▸ **Short problem**
Copy out each line of the listing that has the word "Calendar" in it.

▸ **Available records**
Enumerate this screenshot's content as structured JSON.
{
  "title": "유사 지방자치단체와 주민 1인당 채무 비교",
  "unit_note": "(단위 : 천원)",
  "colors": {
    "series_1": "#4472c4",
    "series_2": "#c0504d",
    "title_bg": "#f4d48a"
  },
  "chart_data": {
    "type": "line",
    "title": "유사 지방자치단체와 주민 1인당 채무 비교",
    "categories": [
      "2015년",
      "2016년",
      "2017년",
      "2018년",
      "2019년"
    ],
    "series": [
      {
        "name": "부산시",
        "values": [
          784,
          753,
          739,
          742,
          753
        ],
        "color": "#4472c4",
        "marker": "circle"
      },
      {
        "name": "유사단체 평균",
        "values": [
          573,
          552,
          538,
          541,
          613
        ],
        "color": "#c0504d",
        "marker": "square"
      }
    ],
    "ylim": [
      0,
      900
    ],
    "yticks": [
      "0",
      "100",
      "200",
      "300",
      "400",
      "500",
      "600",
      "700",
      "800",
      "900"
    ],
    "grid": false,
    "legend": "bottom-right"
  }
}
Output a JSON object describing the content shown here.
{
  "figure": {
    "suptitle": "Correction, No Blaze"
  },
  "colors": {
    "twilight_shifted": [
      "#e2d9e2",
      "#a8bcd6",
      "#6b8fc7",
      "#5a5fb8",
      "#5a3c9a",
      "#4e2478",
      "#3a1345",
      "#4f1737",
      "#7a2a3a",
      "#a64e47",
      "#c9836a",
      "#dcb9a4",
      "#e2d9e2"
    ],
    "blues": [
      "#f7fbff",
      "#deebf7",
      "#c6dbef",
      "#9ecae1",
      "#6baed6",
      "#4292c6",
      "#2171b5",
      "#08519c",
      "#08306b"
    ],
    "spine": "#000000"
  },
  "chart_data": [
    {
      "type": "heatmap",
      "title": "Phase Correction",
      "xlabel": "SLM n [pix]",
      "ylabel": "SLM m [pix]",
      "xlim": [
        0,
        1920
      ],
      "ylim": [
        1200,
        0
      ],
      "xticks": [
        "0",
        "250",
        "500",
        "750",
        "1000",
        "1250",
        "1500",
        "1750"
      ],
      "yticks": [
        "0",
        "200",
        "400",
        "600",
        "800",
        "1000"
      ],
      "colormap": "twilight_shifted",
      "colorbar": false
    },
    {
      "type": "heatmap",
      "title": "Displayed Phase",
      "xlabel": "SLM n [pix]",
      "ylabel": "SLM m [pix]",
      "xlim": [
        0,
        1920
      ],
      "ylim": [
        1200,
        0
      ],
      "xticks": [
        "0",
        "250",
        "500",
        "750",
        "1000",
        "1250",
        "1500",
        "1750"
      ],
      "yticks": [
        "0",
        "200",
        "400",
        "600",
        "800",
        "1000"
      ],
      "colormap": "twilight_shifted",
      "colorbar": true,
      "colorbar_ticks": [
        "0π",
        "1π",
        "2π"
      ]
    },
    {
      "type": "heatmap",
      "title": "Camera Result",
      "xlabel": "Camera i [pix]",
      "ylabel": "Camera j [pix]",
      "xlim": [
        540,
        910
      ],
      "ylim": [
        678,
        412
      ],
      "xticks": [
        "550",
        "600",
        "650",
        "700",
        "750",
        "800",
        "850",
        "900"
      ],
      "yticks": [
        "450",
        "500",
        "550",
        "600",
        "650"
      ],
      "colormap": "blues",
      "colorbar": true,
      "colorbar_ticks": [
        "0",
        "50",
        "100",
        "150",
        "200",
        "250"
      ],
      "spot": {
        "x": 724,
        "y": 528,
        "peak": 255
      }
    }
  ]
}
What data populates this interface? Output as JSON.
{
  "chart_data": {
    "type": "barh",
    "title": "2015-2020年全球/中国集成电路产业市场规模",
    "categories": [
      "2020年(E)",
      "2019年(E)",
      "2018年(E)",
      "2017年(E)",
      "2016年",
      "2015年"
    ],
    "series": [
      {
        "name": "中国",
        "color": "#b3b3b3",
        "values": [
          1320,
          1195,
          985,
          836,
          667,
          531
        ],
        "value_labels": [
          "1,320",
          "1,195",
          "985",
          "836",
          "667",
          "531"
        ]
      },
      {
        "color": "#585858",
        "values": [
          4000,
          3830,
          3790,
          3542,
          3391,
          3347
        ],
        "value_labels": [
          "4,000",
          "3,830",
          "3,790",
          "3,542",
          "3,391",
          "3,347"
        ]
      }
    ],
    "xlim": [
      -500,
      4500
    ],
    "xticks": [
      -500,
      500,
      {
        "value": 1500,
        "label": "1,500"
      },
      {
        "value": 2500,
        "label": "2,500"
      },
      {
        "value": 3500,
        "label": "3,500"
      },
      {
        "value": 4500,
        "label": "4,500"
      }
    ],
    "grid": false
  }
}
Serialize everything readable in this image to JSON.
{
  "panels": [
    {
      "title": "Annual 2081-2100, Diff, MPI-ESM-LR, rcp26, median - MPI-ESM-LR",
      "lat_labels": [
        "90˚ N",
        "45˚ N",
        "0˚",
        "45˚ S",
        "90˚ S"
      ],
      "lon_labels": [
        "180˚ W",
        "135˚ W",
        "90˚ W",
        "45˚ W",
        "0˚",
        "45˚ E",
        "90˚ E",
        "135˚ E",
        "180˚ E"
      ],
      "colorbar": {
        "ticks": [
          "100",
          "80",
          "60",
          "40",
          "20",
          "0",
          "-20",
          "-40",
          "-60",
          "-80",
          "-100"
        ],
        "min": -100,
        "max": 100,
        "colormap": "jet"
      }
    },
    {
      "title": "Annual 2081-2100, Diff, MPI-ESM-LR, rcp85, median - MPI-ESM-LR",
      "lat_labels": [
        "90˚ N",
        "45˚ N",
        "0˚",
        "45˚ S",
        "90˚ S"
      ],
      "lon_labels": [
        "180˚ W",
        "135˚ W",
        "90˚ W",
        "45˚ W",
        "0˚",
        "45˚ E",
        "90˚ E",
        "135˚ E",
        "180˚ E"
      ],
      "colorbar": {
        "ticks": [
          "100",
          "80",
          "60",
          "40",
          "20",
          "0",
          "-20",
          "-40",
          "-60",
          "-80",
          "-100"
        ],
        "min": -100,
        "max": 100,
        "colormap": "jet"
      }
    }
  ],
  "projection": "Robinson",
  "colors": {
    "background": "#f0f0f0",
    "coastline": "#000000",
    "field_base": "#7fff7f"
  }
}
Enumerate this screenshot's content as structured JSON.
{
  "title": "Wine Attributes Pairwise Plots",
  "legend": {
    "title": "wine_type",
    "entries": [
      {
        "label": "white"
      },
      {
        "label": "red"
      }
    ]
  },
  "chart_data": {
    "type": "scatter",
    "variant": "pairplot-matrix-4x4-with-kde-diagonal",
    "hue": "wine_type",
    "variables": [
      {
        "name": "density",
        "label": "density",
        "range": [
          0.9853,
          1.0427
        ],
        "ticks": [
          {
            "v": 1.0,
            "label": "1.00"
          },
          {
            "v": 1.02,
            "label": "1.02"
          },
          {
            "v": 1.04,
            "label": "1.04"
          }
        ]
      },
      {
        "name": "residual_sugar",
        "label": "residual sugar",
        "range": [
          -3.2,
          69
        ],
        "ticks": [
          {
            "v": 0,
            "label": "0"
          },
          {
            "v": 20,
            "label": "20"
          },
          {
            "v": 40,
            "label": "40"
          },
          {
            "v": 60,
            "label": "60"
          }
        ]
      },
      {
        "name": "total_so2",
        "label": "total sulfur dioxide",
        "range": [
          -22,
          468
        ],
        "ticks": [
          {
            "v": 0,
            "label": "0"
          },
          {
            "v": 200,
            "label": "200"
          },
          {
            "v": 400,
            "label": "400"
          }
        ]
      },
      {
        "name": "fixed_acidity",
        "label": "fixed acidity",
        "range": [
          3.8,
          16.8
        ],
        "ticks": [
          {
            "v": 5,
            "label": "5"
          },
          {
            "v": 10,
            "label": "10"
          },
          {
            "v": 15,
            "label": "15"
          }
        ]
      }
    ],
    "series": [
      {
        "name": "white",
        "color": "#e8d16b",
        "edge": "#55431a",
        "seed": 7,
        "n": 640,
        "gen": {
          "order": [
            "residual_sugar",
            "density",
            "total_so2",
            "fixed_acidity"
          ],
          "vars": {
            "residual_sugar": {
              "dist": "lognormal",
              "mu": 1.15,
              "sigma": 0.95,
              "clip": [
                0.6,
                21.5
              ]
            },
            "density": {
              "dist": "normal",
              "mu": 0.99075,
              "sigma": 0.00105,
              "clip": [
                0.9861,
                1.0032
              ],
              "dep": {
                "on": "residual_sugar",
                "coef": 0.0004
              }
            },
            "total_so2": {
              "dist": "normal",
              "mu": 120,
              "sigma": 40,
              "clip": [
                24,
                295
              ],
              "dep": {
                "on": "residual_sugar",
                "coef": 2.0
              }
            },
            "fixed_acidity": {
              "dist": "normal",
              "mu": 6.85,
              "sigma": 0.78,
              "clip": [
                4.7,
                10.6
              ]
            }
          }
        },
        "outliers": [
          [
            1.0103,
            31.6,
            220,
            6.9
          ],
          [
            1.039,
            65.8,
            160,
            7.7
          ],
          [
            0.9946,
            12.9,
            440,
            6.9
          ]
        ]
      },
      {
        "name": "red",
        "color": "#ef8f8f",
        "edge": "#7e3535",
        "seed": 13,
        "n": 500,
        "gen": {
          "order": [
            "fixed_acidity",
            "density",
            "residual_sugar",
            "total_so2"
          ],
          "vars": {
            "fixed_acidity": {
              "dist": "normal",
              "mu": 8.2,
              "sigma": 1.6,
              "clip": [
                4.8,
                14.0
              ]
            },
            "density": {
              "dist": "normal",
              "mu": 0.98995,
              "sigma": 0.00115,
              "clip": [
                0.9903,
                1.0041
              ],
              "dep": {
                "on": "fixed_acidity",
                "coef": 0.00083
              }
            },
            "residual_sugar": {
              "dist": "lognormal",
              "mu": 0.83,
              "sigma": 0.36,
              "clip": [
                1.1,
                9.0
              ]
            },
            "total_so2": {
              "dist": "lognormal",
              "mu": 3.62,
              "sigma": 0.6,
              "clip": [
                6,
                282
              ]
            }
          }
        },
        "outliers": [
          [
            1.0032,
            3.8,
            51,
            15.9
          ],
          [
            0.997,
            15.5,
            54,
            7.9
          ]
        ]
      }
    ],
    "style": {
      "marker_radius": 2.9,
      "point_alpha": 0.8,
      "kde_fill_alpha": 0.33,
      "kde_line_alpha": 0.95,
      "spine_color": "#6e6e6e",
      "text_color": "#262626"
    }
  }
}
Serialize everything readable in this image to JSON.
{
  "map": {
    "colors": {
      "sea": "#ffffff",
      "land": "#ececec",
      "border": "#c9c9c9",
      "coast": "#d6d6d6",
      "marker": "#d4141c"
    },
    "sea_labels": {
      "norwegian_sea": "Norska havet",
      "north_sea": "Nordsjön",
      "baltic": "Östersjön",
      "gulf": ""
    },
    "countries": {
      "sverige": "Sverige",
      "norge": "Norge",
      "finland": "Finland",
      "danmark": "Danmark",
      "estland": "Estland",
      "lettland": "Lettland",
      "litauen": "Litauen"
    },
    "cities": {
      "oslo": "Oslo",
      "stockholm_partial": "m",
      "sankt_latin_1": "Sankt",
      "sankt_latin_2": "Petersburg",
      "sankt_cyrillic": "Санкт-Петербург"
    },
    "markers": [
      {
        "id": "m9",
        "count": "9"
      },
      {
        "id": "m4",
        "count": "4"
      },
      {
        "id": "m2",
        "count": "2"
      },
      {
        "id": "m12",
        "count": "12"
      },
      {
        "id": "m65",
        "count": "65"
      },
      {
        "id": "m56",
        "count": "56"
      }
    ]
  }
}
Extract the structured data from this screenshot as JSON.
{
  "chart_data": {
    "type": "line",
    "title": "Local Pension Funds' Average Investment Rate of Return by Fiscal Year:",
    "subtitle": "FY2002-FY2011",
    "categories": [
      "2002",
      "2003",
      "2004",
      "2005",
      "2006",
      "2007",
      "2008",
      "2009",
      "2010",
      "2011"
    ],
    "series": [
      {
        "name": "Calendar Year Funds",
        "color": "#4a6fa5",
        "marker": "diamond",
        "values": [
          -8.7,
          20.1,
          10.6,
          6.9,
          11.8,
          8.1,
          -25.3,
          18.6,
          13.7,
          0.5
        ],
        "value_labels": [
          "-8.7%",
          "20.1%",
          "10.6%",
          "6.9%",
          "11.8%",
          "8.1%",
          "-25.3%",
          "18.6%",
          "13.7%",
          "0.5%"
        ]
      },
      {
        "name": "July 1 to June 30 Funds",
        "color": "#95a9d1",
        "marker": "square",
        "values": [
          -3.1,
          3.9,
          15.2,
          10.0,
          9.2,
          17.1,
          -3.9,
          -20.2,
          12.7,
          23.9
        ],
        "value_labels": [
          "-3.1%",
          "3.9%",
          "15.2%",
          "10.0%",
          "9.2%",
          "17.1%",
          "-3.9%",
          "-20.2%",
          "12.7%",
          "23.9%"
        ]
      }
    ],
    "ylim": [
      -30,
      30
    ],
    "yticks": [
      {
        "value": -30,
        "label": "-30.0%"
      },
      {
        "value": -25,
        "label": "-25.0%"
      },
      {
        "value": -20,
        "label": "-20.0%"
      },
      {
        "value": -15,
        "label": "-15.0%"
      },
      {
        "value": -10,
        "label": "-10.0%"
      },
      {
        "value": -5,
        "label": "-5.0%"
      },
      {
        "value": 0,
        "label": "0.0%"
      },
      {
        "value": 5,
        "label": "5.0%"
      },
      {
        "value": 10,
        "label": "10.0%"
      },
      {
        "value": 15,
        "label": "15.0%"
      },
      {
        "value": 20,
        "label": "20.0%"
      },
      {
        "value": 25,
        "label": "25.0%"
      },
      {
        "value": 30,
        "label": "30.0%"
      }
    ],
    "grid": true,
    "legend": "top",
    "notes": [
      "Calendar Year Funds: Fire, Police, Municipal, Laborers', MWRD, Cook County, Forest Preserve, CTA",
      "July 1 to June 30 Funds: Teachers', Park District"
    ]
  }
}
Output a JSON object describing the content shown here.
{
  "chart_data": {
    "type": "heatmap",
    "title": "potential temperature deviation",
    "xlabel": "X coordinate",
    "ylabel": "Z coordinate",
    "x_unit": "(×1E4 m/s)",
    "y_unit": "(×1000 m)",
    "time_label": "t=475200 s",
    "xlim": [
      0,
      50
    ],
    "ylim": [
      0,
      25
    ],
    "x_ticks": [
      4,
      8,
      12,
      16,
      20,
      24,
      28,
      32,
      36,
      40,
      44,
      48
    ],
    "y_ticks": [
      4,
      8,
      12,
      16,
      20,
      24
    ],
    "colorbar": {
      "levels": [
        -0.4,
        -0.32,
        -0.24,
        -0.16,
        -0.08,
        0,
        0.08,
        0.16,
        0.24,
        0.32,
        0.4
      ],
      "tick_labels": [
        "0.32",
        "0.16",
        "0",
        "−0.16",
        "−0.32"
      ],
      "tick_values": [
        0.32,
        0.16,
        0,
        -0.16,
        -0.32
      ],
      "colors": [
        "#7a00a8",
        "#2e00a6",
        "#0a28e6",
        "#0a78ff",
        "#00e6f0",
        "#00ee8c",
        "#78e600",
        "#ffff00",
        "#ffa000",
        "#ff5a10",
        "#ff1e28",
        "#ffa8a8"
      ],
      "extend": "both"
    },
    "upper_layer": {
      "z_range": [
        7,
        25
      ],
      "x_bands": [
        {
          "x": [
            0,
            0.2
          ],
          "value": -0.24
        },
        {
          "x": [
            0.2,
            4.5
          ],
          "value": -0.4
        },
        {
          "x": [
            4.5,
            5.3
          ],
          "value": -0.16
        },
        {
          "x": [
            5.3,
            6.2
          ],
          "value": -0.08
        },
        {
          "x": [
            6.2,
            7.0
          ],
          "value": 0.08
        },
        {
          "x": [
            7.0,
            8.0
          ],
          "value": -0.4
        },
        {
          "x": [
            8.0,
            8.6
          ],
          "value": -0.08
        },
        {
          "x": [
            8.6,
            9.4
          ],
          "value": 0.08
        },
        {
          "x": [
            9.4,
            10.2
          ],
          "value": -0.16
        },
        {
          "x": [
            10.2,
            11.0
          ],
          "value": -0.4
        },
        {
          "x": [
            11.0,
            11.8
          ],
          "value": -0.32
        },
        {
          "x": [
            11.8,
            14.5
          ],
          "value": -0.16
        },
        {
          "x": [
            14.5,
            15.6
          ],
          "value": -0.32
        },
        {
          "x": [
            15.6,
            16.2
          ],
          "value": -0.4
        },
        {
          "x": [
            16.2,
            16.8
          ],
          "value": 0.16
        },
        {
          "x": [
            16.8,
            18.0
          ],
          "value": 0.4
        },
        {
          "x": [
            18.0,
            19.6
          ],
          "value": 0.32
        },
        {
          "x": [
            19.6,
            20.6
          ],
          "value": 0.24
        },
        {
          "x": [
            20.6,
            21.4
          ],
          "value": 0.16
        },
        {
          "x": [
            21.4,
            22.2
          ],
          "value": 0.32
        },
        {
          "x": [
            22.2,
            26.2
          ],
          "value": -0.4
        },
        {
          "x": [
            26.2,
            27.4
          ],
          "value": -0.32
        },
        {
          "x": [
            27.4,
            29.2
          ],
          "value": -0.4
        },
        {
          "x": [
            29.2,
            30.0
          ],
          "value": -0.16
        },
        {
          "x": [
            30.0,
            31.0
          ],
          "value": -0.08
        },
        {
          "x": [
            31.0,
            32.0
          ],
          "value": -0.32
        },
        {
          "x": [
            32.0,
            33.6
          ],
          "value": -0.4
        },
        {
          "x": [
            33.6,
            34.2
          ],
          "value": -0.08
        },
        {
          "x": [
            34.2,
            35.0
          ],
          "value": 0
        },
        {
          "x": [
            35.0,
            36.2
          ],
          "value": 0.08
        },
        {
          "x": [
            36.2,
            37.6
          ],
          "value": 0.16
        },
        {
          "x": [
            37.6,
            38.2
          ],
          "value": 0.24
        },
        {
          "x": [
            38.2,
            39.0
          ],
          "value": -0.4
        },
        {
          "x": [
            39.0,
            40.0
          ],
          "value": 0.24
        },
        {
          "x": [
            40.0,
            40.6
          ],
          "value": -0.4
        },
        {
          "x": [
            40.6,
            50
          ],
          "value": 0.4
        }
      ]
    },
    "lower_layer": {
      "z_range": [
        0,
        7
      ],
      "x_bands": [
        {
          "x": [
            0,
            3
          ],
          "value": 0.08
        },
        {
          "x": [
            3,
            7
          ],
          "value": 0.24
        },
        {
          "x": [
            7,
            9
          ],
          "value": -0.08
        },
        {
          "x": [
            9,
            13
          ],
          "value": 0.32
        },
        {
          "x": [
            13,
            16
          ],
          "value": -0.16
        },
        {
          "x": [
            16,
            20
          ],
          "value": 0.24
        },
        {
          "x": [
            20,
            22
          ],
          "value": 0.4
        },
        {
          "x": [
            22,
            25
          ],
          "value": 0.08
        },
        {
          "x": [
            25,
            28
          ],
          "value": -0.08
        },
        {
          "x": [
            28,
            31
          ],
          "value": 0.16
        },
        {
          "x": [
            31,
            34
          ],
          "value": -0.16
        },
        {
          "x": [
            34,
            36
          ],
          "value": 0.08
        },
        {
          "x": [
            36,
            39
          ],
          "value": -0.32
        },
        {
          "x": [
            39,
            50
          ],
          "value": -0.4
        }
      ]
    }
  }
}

▸ **The output**
        "name": "Calendar Year Funds",
      "Calendar Year Funds: Fire, Police, Municipal, Laborers', MWRD, Cook County, Forest Preserve, CTA",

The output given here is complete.